**STATED TASK**: Each entry below should be reproduced character for character.

**THE INPUT**:
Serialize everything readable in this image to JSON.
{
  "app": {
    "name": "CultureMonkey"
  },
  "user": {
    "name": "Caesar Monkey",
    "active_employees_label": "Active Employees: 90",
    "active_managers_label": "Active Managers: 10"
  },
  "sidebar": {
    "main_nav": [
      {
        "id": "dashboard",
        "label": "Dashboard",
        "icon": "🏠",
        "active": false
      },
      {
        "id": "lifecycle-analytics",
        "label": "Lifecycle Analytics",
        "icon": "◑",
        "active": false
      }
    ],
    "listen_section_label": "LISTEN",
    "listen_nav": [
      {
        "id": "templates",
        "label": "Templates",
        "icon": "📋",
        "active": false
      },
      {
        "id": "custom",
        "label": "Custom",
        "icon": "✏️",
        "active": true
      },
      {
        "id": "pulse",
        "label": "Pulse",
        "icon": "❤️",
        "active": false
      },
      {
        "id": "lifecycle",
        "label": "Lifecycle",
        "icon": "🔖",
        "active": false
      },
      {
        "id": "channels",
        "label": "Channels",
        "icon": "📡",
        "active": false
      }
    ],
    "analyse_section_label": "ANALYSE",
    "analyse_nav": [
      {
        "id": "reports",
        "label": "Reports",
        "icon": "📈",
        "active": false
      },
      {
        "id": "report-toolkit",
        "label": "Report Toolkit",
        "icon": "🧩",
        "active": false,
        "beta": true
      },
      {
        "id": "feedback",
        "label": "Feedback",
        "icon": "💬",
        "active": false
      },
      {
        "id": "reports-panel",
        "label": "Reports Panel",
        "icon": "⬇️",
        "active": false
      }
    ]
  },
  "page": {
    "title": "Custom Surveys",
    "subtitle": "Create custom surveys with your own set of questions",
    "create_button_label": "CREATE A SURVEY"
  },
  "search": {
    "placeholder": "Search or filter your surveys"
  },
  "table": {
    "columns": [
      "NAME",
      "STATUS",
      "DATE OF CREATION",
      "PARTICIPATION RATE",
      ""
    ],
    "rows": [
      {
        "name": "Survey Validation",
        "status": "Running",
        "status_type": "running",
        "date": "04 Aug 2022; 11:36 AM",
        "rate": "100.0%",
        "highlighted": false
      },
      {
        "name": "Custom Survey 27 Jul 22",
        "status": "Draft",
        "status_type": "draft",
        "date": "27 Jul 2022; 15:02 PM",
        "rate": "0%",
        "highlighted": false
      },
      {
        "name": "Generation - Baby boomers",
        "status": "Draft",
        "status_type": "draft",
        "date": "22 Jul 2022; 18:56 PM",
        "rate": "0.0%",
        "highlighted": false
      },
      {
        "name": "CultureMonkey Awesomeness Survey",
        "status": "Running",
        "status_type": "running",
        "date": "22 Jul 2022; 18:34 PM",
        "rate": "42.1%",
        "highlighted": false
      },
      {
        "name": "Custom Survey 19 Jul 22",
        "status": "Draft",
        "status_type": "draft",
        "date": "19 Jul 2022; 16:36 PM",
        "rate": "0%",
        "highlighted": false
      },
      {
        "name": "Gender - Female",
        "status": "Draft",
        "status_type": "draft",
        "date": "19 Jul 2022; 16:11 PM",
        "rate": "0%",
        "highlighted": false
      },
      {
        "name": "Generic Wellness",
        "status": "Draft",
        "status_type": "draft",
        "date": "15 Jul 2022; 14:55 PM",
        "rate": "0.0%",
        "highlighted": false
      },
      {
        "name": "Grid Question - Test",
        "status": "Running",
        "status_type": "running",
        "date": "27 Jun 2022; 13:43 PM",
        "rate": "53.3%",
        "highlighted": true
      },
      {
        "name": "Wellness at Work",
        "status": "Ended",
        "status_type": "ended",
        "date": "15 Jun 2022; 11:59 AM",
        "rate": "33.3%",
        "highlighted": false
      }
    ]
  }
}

**RESULT OF THIS TASK**:
Serialize everything readable in this image to JSON.
{
  "app": {
    "name": "CultureMonkey"
  },
  "user": {
    "name": "Caesar Monkey",
    "active_employees_label": "Active Employees: 90",
    "active_managers_label": "Active Managers: 10"
  },
  "sidebar": {
    "main_nav": [
      {
        "id": "dashboard",
        "label": "Dashboard",
        "icon": "🏠",
        "active": false
      },
      {
        "id": "lifecycle-analytics",
        "label": "Lifecycle Analytics",
        "icon": "◑",
        "active": false
      }
    ],
    "listen_section_label": "LISTEN",
    "listen_nav": [
      {
        "id": "templates",
        "label": "Templates",
        "icon": "📋",
        "active": false
      },
      {
        "id": "custom",
        "label": "Custom",
        "icon": "✏️",
        "active": true
      },
      {
        "id": "pulse",
        "label": "Pulse",
        "icon": "❤️",
        "active": false
      },
      {
        "id": "lifecycle",
        "label": "Lifecycle",
        "icon": "🔖",
        "active": false
      },
      {
        "id": "channels",
        "label": "Channels",
        "icon": "📡",
        "active": false
      }
    ],
    "analyse_section_label": "ANALYSE",
    "analyse_nav": [
      {
        "id": "reports",
        "label": "Reports",
        "icon": "📈",
        "active": false
      },
      {
        "id": "report-toolkit",
        "label": "Report Toolkit",
        "icon": "🧩",
        "active": false,
        "beta": true
      },
      {
        "id": "feedback",
        "label": "Feedback",
        "icon": "💬",
        "active": false
      },
      {
        "id": "reports-panel",
        "label": "Reports Panel",
        "icon": "⬇️",
        "active": false
      }
    ]
  },
  "page": {
    "title": "Custom Surveys",
    "subtitle": "Create custom surveys with your own set of questions",
    "create_button_label": "CREATE A SURVEY"
  },
  "search": {
    "placeholder": "Search or filter your surveys"
  },
  "table": {
    "columns": [
      "NAME",
      "STATUS",
      "DATE OF CREATION",
      "PARTICIPATION RATE",
      ""
    ],
    "rows": [
      {
        "name": "Survey Validation",
        "status": "Running",
        "status_type": "running",
        "date": "04 Aug 2022; 11:36 AM",
        "rate": "100.0%",
        "highlighted": false
      },
      {
        "name": "Custom Survey 27 Jul 22",
        "status": "Draft",
        "status_type": "draft",
        "date": "27 Jul 2022; 15:02 PM",
        "rate": "0%",
        "highlighted": false
      },
      {
        "name": "Generation - Baby boomers",
        "status": "Draft",
        "status_type": "draft",
        "date": "22 Jul 2022; 18:56 PM",
        "rate": "0.0%",
        "highlighted": false
      },
      {
        "name": "CultureMonkey Awesomeness Survey",
        "status": "Running",
        "status_type": "running",
        "date": "22 Jul 2022; 18:34 PM",
        "rate": "42.1%",
        "highlighted": false
      },
      {
        "name": "Custom Survey 19 Jul 22",
        "status": "Draft",
        "status_type": "draft",
        "date": "19 Jul 2022; 16:36 PM",
        "rate": "0%",
        "highlighted": false
      },
      {
        "name": "Gender - Female",
        "status": "Draft",
        "status_type": "draft",
        "date": "19 Jul 2022; 16:11 PM",
        "rate": "0%",
        "highlighted": false
      },
      {
        "name": "Generic Wellness",
        "status": "Draft",
        "status_type": "draft",
        "date": "15 Jul 2022; 14:55 PM",
        "rate": "0.0%",
        "highlighted": false
      },
      {
        "name": "Grid Question - Test",
        "status": "Running",
        "status_type": "running",
        "date": "27 Jun 2022; 13:43 PM",
        "rate": "53.3%",
        "highlighted": true
      },
      {
        "name": "Wellness at Work",
        "status": "Ended",
        "status_type": "ended",
        "date": "15 Jun 2022; 11:59 AM",
        "rate": "33.3%",
        "highlighted": false
      }
    ]
  }
}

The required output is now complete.